- _Task objective_:
Copy the lines below as they are; omit the images they contain.

-------

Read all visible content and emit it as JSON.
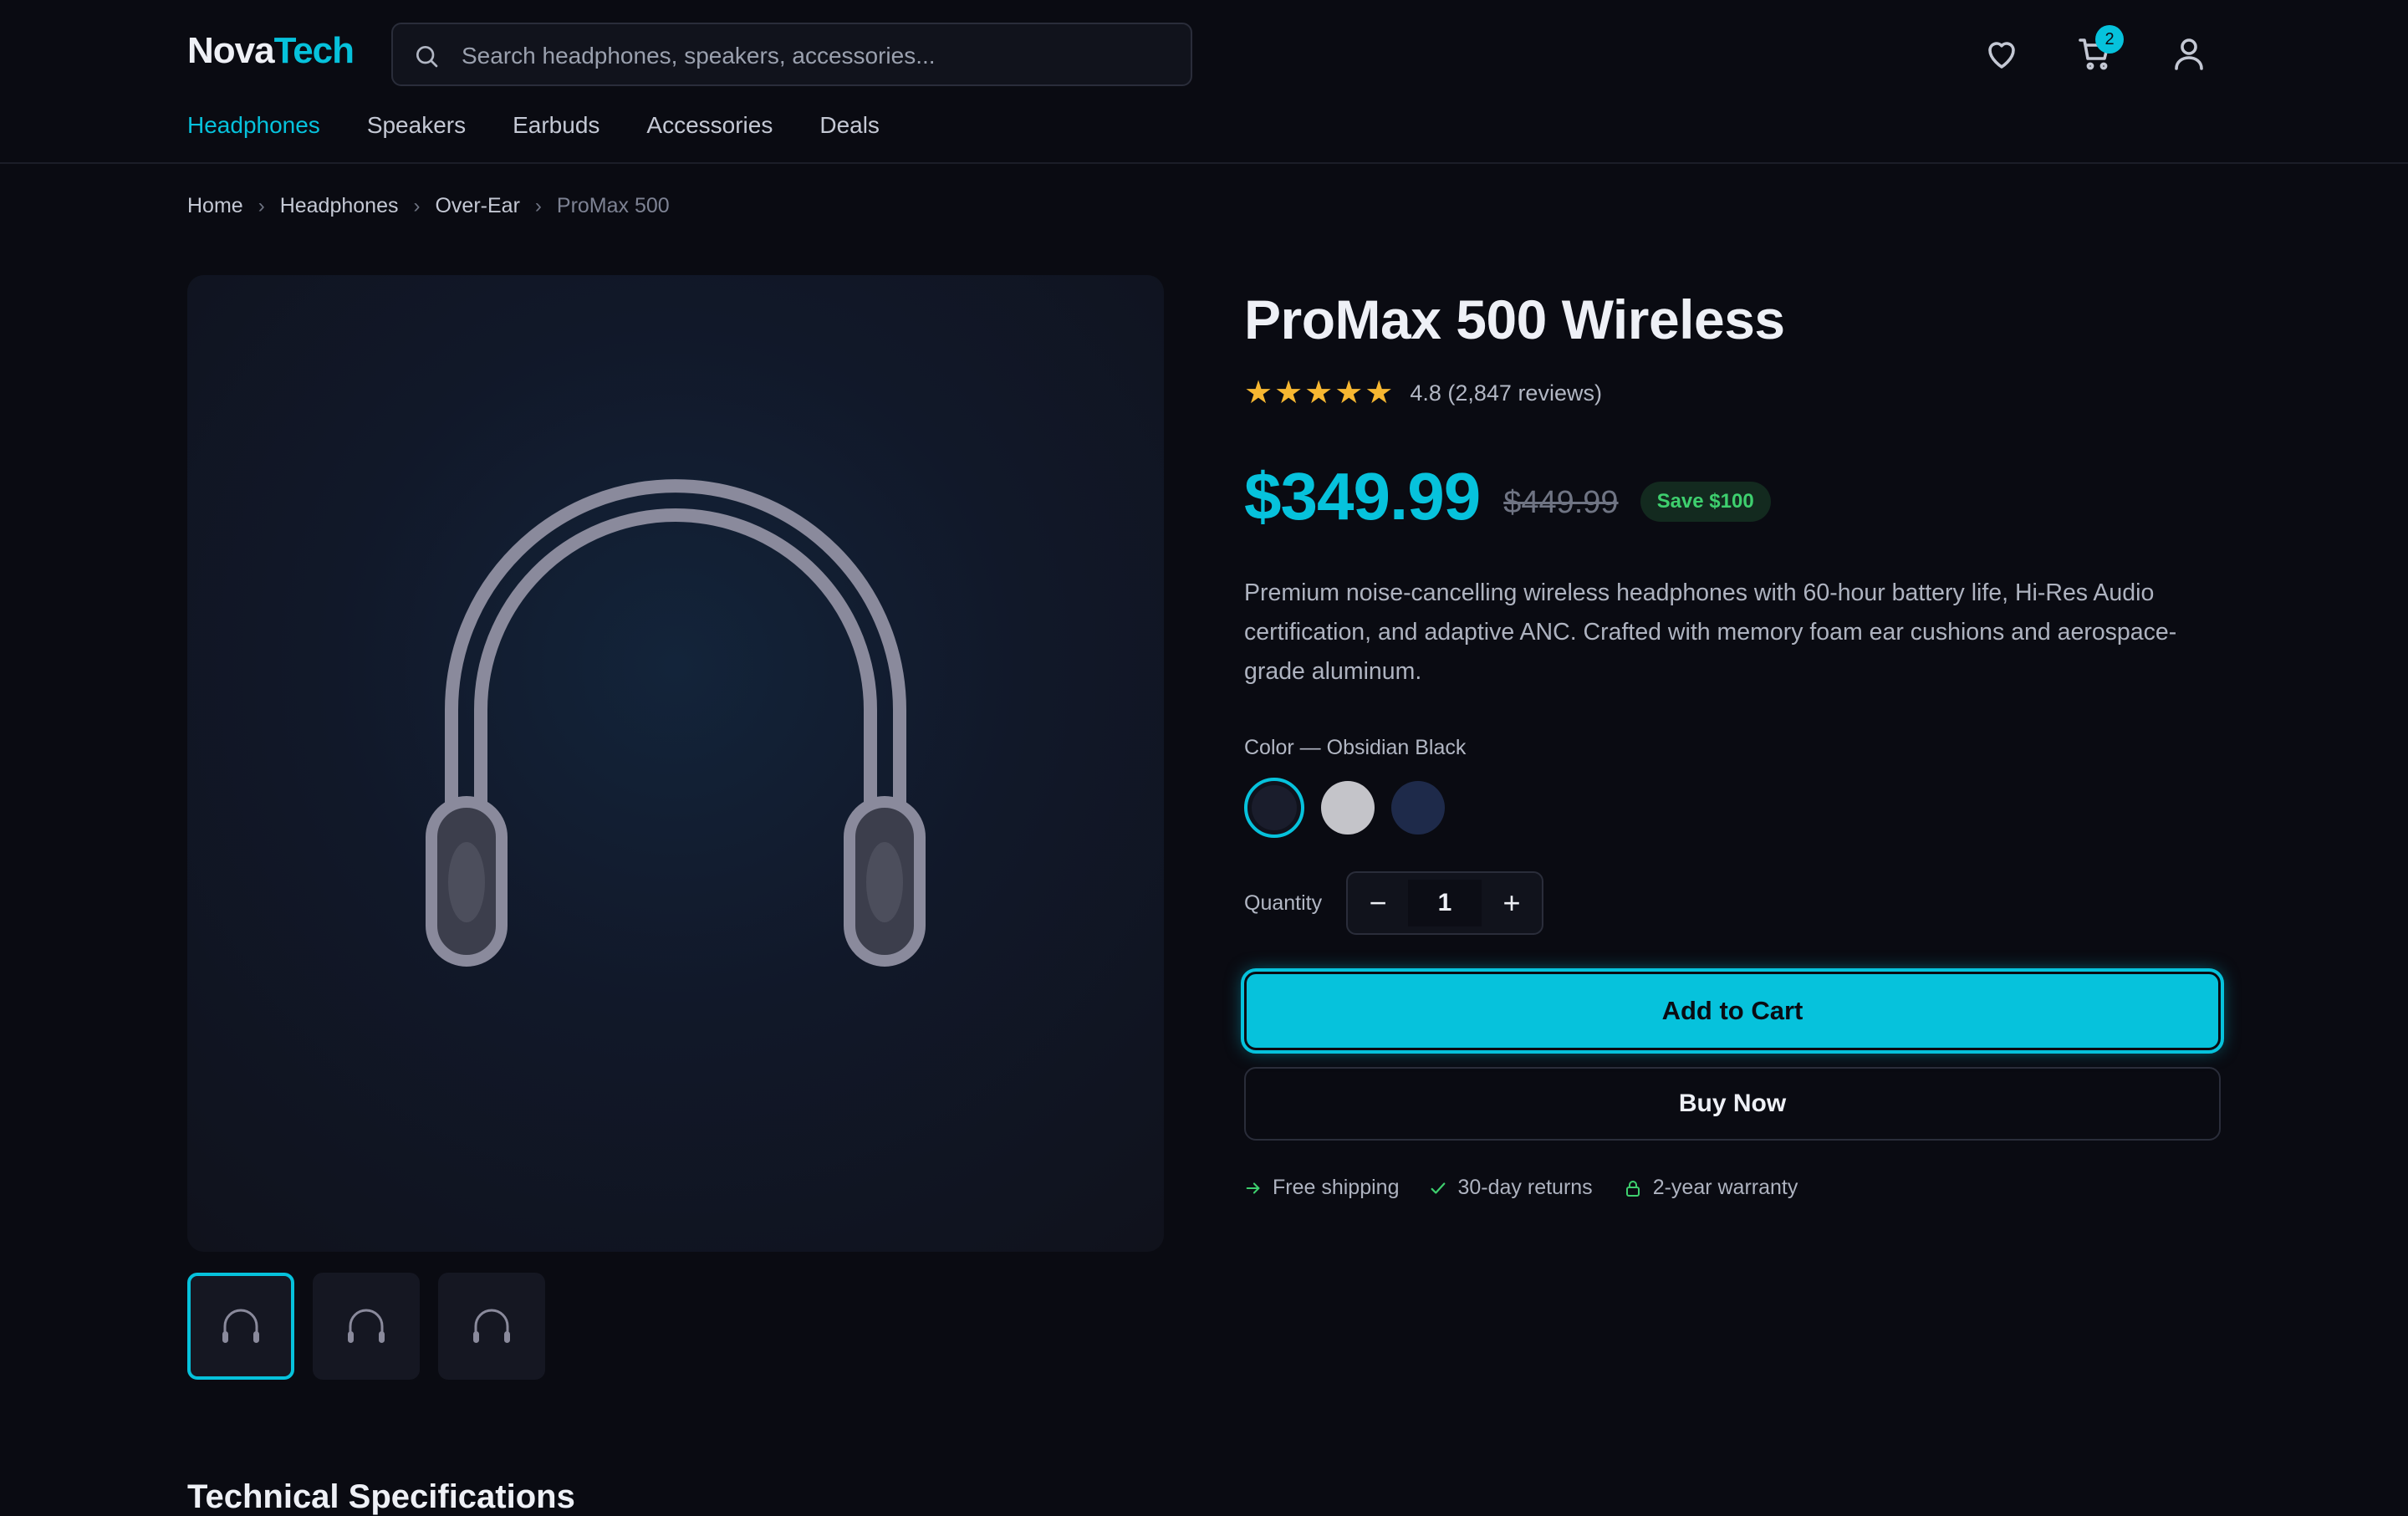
{
  "logo": {
    "part1": "Nova",
    "part2": "Tech"
  },
  "search": {
    "placeholder": "Search headphones, speakers, accessories..."
  },
  "header": {
    "cart_count": "2"
  },
  "nav": [
    "Headphones",
    "Speakers",
    "Earbuds",
    "Accessories",
    "Deals"
  ],
  "breadcrumb": [
    "Home",
    "Headphones",
    "Over-Ear",
    "ProMax 500"
  ],
  "product": {
    "title": "ProMax 500 Wireless",
    "stars": "★★★★★",
    "rating_text": "4.8 (2,847 reviews)",
    "price": "$349.99",
    "old_price": "$449.99",
    "save_badge": "Save $100",
    "description": "Premium noise-cancelling wireless headphones with 60-hour battery life, Hi-Res Audio certification, and adaptive ANC. Crafted with memory foam ear cushions and aerospace-grade aluminum.",
    "color_label": "Color — Obsidian Black",
    "colors": [
      "#1a1d2c",
      "#c4c4c9",
      "#1e2a4a"
    ],
    "quantity_label": "Quantity",
    "quantity": "1",
    "add_to_cart": "Add to Cart",
    "buy_now": "Buy Now",
    "perks": [
      "Free shipping",
      "30-day returns",
      "2-year warranty"
    ]
  },
  "section": {
    "specs_title": "Technical Specifications"
  },
  "colors": {
    "accent": "#06c2dc",
    "background": "#0a0b12",
    "star": "#f7b731",
    "success": "#3ecf6e"
  }
}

-------

- _Written reply_:
Read all visible content and emit it as JSON.
{
  "logo": {
    "part1": "Nova",
    "part2": "Tech"
  },
  "search": {
    "placeholder": "Search headphones, speakers, accessories..."
  },
  "header": {
    "cart_count": "2"
  },
  "nav": [
    "Headphones",
    "Speakers",
    "Earbuds",
    "Accessories",
    "Deals"
  ],
  "breadcrumb": [
    "Home",
    "Headphones",
    "Over-Ear",
    "ProMax 500"
  ],
  "product": {
    "title": "ProMax 500 Wireless",
    "stars": "★★★★★",
    "rating_text": "4.8 (2,847 reviews)",
    "price": "$349.99",
    "old_price": "$449.99",
    "save_badge": "Save $100",
    "description": "Premium noise-cancelling wireless headphones with 60-hour battery life, Hi-Res Audio certification, and adaptive ANC. Crafted with memory foam ear cushions and aerospace-grade aluminum.",
    "color_label": "Color — Obsidian Black",
    "colors": [
      "#1a1d2c",
      "#c4c4c9",
      "#1e2a4a"
    ],
    "quantity_label": "Quantity",
    "quantity": "1",
    "add_to_cart": "Add to Cart",
    "buy_now": "Buy Now",
    "perks": [
      "Free shipping",
      "30-day returns",
      "2-year warranty"
    ]
  },
  "section": {
    "specs_title": "Technical Specifications"
  },
  "colors": {
    "accent": "#06c2dc",
    "background": "#0a0b12",
    "star": "#f7b731",
    "success": "#3ecf6e"
  }
}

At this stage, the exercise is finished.